**Set problem**
Lines holding the string "money" are the ones to copy; find them all in the data.

**Provided data**
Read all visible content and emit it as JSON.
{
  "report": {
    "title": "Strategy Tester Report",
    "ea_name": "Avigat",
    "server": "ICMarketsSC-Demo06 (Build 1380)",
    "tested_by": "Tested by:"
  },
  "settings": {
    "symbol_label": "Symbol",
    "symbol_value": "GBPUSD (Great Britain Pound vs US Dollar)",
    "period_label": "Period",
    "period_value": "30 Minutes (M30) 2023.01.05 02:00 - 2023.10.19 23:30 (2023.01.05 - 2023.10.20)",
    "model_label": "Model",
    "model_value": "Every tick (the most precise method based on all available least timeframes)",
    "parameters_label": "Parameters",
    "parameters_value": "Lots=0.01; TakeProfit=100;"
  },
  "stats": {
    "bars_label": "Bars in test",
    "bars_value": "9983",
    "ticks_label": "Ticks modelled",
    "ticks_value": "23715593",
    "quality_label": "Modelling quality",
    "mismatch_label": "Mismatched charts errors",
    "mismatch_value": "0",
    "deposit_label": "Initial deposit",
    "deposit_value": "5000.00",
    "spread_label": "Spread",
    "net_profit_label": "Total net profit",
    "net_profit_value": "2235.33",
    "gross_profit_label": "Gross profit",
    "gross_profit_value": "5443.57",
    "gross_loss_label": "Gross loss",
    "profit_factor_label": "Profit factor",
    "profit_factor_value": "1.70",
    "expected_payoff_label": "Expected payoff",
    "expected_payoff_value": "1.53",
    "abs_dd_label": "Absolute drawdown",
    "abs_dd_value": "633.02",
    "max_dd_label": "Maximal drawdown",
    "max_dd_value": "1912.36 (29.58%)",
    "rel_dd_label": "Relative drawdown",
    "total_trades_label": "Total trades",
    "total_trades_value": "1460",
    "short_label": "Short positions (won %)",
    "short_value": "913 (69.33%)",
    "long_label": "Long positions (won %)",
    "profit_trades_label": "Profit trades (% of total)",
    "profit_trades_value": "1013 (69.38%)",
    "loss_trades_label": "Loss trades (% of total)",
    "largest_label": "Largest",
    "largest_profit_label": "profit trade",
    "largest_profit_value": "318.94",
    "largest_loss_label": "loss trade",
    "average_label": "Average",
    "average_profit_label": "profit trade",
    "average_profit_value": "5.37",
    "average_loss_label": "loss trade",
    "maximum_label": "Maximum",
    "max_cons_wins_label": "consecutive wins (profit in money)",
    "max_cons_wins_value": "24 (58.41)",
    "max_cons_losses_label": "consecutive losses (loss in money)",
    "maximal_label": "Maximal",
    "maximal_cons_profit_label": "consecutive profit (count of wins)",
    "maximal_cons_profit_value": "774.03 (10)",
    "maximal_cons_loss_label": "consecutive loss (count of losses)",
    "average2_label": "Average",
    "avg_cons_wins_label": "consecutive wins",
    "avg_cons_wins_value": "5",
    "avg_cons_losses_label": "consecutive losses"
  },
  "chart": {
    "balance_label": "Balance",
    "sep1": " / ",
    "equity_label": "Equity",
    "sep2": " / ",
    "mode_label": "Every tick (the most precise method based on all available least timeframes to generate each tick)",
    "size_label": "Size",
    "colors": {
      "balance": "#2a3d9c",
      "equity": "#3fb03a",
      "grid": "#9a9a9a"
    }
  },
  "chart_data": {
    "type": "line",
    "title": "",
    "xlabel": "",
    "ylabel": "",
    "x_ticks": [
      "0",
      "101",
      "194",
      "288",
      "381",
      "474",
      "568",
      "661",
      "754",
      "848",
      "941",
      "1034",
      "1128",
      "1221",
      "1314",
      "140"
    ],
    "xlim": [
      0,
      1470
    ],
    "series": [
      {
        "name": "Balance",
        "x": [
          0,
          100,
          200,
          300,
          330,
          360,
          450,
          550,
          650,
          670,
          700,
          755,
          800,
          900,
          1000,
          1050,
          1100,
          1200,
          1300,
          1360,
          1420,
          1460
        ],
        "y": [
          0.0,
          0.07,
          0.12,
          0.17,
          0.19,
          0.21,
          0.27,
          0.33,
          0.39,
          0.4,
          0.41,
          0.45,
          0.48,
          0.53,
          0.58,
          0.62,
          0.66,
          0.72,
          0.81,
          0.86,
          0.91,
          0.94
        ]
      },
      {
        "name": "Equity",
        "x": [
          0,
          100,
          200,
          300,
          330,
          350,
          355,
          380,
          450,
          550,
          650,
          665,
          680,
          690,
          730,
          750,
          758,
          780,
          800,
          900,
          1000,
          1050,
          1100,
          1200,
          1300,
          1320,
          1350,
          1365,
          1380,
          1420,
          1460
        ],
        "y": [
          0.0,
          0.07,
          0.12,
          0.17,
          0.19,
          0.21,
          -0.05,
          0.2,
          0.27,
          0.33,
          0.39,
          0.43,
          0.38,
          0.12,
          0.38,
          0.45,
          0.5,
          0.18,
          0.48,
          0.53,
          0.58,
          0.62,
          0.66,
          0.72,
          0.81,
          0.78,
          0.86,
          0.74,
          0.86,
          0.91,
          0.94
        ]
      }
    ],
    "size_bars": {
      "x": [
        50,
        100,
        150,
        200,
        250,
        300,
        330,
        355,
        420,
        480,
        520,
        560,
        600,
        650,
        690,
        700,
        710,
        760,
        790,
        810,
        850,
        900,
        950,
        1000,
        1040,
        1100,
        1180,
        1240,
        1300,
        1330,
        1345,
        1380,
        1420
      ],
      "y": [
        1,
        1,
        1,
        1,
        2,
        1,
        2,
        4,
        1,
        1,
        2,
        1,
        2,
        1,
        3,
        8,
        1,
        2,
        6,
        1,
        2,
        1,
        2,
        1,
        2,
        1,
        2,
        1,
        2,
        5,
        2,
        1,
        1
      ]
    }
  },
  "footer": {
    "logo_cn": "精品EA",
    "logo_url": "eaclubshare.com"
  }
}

**The output**
    "max_cons_wins_label": "consecutive wins (profit in money)",
    "max_cons_losses_label": "consecutive losses (loss in money)",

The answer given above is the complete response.